Data listing:
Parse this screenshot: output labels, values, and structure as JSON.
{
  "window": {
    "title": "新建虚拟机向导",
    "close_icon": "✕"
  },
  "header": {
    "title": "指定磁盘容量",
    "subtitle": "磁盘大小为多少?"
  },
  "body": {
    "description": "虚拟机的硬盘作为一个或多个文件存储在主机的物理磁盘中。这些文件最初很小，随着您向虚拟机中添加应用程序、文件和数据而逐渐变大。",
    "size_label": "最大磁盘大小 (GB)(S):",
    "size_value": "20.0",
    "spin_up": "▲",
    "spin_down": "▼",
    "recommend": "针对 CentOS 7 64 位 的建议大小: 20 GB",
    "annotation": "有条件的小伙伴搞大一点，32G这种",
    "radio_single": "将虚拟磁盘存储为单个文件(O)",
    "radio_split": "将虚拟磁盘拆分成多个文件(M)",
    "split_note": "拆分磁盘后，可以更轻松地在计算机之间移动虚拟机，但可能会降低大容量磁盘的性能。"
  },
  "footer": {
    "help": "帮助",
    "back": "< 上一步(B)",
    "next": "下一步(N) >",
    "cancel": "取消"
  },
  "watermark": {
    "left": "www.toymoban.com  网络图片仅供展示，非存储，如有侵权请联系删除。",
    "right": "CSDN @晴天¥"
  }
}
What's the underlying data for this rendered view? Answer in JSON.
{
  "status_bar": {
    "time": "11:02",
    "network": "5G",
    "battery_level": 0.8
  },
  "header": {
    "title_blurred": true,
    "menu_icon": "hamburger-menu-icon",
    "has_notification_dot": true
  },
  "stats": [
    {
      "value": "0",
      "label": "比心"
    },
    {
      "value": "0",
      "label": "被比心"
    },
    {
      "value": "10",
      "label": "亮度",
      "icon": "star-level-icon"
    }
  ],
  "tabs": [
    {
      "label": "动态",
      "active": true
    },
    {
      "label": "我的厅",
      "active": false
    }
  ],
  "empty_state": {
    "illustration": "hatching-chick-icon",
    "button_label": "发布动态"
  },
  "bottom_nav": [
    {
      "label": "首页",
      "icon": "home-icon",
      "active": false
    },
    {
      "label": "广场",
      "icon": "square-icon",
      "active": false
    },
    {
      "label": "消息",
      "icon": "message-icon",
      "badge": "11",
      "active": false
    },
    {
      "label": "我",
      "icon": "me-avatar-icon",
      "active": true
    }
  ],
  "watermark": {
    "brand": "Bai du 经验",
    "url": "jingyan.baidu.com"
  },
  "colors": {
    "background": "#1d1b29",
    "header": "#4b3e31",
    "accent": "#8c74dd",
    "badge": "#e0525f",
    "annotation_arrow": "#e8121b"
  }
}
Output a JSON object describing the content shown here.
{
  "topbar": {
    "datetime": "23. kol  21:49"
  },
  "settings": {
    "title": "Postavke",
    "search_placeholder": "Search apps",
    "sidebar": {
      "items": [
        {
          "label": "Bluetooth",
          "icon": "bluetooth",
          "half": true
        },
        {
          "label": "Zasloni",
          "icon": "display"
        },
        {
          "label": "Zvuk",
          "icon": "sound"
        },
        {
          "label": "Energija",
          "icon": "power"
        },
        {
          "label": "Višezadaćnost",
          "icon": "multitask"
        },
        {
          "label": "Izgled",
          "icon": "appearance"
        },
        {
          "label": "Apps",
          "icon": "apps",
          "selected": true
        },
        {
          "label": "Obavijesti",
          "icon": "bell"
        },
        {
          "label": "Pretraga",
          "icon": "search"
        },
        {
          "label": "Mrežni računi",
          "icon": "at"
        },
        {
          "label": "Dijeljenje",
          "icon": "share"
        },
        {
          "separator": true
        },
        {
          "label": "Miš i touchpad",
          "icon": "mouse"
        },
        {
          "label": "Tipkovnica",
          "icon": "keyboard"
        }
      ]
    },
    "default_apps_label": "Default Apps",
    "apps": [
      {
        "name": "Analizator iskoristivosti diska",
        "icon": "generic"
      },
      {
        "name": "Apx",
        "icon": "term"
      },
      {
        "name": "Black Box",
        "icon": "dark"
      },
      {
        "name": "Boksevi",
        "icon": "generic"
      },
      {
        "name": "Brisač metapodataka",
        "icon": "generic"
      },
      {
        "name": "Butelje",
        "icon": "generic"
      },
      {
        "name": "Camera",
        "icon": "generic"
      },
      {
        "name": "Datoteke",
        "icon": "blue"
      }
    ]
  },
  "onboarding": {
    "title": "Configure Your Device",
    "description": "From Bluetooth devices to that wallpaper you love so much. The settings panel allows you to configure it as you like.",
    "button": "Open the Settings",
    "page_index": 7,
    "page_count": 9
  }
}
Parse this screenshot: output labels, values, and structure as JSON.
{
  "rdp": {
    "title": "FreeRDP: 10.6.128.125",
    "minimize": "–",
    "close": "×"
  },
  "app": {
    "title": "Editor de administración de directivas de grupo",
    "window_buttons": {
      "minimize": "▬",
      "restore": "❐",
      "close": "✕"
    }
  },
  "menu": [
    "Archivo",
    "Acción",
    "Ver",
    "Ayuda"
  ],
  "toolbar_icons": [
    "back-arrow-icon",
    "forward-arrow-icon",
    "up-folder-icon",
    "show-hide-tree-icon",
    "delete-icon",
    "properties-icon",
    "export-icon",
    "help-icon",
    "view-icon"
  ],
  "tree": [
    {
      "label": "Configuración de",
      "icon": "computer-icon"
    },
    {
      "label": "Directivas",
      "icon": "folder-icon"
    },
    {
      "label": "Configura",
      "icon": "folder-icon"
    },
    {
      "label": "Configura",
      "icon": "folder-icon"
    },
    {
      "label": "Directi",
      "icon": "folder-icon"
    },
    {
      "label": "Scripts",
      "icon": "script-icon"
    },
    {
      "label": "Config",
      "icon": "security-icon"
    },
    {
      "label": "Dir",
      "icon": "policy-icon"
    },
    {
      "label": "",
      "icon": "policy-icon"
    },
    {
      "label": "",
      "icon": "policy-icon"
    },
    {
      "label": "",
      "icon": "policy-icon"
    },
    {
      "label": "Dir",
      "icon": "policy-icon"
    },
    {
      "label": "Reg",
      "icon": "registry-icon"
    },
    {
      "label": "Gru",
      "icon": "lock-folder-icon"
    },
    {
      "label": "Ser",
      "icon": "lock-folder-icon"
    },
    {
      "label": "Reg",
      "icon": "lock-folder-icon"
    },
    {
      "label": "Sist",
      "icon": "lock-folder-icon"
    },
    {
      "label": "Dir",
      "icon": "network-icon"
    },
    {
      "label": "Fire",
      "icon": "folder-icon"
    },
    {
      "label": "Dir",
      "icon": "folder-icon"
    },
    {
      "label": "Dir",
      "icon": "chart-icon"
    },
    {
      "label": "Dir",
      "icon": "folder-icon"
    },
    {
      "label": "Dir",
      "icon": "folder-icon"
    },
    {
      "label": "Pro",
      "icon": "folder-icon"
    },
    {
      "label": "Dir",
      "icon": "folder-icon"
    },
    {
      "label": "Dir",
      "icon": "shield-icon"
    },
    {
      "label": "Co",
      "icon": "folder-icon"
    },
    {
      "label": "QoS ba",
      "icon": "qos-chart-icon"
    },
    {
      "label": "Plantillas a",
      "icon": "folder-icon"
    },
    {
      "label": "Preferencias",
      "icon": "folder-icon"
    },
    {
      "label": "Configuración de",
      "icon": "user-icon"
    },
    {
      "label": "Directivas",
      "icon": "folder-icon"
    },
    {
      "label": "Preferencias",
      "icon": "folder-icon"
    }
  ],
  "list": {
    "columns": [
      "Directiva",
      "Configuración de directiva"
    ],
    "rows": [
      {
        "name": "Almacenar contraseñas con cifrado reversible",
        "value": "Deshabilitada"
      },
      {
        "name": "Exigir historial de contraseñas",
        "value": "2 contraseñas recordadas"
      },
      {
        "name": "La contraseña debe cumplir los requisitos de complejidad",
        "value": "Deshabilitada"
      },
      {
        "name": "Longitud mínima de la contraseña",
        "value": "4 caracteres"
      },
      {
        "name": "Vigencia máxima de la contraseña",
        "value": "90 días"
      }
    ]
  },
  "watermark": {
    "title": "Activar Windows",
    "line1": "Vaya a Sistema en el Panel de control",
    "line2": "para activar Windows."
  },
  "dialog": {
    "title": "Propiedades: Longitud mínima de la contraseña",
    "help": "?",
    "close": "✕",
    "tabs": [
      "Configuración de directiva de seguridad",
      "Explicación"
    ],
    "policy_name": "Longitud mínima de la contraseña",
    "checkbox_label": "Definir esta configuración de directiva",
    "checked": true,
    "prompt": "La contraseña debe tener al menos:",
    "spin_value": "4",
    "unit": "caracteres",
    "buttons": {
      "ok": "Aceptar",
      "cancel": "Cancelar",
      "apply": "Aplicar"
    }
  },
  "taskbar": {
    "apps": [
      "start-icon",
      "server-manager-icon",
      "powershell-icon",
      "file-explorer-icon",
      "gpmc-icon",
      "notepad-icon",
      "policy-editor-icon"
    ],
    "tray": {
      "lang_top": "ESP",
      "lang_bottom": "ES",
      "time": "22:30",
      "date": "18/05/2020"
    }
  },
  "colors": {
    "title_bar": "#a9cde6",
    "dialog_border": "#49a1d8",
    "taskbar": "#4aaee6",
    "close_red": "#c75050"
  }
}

PROBLEM DESCRIPTION
Scan the records above for the string "caracteres", then select every line that holds it.

THE OUTPUT
        "value": "4 caracteres"
    "unit": "caracteres",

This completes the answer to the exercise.